Exercise description:
Can you print the lines below word for word, with the picture left out?

Excerpted data:
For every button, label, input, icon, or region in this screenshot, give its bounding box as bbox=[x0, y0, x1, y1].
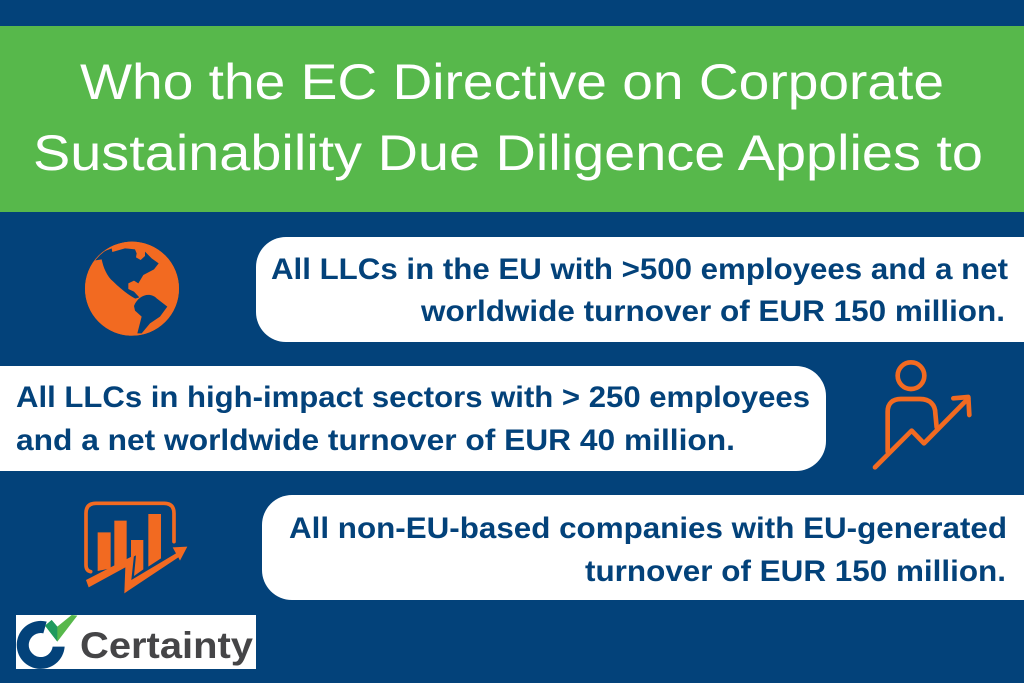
panel: non-EU companies: turnover of EUR 150 million. bbox=[585, 555, 1006, 588]
icon: logo ring and check bbox=[17, 615, 77, 669]
panel: non-EU companies: All non-EU-based companies with EU-generated bbox=[289, 512, 1007, 545]
icon: globe bbox=[85, 242, 179, 336]
title banner: Who the EC Directive on Corporate bbox=[80, 54, 944, 110]
icon: bar chart with arrow bbox=[86, 503, 187, 593]
panel: high-impact sectors: and a net worldwide turnover of EUR 40 million. bbox=[16, 424, 735, 457]
panel: EU LLCs bbox=[256, 237, 1024, 342]
panel: high-impact sectors bbox=[0, 366, 826, 471]
panel: EU LLCs: All LLCs in the EU with >500 employees and a net bbox=[271, 253, 1008, 286]
title banner bbox=[0, 26, 1024, 212]
panel: high-impact sectors: All LLCs in high-impact sectors with > 250 employees bbox=[16, 381, 810, 414]
title banner: Sustainability Due Diligence Applies to bbox=[33, 125, 983, 181]
logo: Certainty: Certainty bbox=[80, 625, 253, 666]
logo: Certainty bbox=[16, 615, 256, 669]
panel: non-EU companies bbox=[262, 495, 1024, 600]
panel: EU LLCs: worldwide turnover of EUR 150 million. bbox=[420, 295, 1005, 328]
icon: person with rising arrow bbox=[875, 362, 969, 467]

Exercise response:
For every button, label, input, icon, or region in this screenshot, give its bounding box as bbox=[x0, y0, x1, y1].
panel: non-EU companies: turnover of EUR 150 million. bbox=[585, 555, 1006, 588]
icon: logo ring and check bbox=[17, 615, 77, 669]
panel: non-EU companies: All non-EU-based companies with EU-generated bbox=[289, 512, 1007, 545]
icon: globe bbox=[85, 242, 179, 336]
title banner: Who the EC Directive on Corporate bbox=[80, 54, 944, 110]
icon: bar chart with arrow bbox=[86, 503, 187, 593]
panel: high-impact sectors: and a net worldwide turnover of EUR 40 million. bbox=[16, 424, 735, 457]
panel: EU LLCs bbox=[256, 237, 1024, 342]
panel: high-impact sectors bbox=[0, 366, 826, 471]
panel: EU LLCs: All LLCs in the EU with >500 employees and a net bbox=[271, 253, 1008, 286]
title banner bbox=[0, 26, 1024, 212]
panel: high-impact sectors: All LLCs in high-impact sectors with > 250 employees bbox=[16, 381, 810, 414]
title banner: Sustainability Due Diligence Applies to bbox=[33, 125, 983, 181]
logo: Certainty: Certainty bbox=[80, 625, 253, 666]
logo: Certainty bbox=[16, 615, 256, 669]
panel: non-EU companies bbox=[262, 495, 1024, 600]
panel: EU LLCs: worldwide turnover of EUR 150 million. bbox=[420, 295, 1005, 328]
icon: person with rising arrow bbox=[875, 362, 969, 467]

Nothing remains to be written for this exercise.